-- Exercise prompt --
Reproduce, character for character, the stretch of items from their very start through the line that contains "mutations dis… xyxy=(1376,152,1920,171)", including both ends.

Collected data
===

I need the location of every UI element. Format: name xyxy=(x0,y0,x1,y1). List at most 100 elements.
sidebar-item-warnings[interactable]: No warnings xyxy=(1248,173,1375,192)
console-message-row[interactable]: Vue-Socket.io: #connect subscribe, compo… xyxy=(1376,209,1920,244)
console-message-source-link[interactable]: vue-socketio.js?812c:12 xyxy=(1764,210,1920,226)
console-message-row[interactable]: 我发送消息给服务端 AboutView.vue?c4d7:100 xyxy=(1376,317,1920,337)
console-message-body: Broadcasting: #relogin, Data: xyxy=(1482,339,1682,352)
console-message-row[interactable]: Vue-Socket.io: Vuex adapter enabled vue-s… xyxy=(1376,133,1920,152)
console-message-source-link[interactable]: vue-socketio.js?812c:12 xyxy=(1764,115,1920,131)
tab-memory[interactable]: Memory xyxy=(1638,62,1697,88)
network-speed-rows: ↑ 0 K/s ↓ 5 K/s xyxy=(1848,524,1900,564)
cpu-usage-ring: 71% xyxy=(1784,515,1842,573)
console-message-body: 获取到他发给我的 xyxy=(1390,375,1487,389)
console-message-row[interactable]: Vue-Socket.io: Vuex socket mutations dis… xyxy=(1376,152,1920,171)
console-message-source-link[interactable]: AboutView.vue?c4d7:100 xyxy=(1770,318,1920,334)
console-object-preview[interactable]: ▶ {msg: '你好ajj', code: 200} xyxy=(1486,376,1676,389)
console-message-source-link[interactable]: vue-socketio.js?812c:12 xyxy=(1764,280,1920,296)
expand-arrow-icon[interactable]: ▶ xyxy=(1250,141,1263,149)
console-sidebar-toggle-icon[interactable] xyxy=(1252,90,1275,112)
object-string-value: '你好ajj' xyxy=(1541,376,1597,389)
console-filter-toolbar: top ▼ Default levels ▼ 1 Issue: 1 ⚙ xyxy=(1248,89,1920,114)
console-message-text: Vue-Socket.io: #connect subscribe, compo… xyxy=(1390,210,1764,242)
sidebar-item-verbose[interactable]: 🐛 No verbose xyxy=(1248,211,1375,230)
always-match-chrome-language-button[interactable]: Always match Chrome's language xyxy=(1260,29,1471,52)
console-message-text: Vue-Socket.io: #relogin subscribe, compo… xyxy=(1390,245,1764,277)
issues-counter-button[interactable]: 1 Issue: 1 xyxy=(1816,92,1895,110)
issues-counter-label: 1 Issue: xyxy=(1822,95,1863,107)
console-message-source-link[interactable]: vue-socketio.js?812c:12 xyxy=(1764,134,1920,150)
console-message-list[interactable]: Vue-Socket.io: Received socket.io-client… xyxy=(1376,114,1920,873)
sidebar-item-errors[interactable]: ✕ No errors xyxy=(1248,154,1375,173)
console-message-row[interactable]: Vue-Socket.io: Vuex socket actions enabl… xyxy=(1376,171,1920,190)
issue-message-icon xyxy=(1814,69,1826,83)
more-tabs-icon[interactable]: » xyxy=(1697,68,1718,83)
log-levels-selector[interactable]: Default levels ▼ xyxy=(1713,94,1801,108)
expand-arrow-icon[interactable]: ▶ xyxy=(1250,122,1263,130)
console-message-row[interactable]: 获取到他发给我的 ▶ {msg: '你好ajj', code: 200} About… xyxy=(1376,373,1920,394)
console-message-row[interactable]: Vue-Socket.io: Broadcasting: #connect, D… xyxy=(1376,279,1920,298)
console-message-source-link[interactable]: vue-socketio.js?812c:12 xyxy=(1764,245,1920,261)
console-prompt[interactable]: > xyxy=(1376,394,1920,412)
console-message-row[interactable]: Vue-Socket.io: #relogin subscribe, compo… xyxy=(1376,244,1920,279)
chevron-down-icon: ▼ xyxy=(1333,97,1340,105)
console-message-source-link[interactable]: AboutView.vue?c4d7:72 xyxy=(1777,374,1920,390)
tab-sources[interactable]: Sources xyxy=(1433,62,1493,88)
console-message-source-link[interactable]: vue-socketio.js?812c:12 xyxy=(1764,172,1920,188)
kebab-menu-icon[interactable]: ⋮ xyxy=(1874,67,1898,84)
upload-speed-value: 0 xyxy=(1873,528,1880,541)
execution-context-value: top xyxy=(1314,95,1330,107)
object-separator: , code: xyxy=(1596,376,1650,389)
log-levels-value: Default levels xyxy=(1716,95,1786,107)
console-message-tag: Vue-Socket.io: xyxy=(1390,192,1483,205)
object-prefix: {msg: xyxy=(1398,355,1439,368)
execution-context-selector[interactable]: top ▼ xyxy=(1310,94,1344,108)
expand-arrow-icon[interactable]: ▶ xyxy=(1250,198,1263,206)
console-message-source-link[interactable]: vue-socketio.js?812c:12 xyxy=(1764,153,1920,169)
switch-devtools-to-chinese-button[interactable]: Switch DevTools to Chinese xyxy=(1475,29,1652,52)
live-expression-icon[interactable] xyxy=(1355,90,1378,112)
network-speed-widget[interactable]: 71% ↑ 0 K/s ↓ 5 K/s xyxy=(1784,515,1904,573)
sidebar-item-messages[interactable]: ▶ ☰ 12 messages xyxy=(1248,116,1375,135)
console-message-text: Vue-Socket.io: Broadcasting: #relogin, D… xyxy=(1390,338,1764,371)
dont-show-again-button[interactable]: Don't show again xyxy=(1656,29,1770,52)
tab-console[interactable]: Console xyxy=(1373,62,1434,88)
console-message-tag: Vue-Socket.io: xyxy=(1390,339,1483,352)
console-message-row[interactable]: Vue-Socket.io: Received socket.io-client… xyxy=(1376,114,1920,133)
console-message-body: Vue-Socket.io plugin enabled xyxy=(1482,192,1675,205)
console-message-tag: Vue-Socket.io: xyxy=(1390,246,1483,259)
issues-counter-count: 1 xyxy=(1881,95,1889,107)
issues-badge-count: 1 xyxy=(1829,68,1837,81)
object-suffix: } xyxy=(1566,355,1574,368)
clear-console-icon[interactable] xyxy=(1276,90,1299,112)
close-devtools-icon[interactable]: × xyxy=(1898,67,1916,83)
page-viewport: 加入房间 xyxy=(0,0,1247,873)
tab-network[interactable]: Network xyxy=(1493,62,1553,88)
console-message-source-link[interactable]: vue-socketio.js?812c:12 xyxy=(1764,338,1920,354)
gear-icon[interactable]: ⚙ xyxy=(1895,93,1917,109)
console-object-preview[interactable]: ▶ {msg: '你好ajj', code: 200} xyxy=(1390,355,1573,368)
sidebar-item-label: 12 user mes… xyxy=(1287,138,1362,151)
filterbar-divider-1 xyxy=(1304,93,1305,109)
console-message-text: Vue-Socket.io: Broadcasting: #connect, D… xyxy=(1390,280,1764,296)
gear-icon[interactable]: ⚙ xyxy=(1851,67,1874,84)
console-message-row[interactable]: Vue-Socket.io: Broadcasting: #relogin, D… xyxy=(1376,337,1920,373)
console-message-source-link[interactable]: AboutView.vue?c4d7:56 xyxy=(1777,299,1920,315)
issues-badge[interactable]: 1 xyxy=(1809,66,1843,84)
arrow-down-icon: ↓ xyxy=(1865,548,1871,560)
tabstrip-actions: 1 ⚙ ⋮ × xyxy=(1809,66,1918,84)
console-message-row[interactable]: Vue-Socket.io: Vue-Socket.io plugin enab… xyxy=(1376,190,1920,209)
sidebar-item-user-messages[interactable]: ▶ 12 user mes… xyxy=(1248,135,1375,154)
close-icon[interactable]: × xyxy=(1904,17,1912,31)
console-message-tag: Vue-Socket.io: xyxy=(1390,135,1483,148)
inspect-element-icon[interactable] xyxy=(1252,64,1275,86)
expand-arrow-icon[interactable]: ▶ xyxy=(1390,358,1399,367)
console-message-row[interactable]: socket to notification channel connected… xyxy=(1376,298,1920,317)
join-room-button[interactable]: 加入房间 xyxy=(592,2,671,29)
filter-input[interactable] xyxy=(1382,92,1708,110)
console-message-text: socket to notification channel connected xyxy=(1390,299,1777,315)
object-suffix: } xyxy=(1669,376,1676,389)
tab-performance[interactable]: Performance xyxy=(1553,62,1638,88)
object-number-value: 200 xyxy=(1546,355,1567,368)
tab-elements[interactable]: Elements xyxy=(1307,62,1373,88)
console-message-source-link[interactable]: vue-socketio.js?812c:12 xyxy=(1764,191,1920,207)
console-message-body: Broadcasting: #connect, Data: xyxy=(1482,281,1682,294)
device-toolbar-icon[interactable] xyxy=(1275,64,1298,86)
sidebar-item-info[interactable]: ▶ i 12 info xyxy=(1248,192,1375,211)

===

-- Exercise output --
I need the location of every UI element. Format: name xyxy=(x0,y0,x1,y1). List at most 100 elements.
sidebar-item-warnings[interactable]: No warnings xyxy=(1248,173,1375,192)
console-message-row[interactable]: Vue-Socket.io: #connect subscribe, compo… xyxy=(1376,209,1920,244)
console-message-source-link[interactable]: vue-socketio.js?812c:12 xyxy=(1764,210,1920,226)
console-message-row[interactable]: 我发送消息给服务端 AboutView.vue?c4d7:100 xyxy=(1376,317,1920,337)
console-message-body: Broadcasting: #relogin, Data: xyxy=(1482,339,1682,352)
console-message-row[interactable]: Vue-Socket.io: Vuex adapter enabled vue-s… xyxy=(1376,133,1920,152)
console-message-source-link[interactable]: vue-socketio.js?812c:12 xyxy=(1764,115,1920,131)
tab-memory[interactable]: Memory xyxy=(1638,62,1697,88)
network-speed-rows: ↑ 0 K/s ↓ 5 K/s xyxy=(1848,524,1900,564)
cpu-usage-ring: 71% xyxy=(1784,515,1842,573)
console-message-body: 获取到他发给我的 xyxy=(1390,375,1487,389)
console-message-row[interactable]: Vue-Socket.io: Vuex socket mutations dis… xyxy=(1376,152,1920,171)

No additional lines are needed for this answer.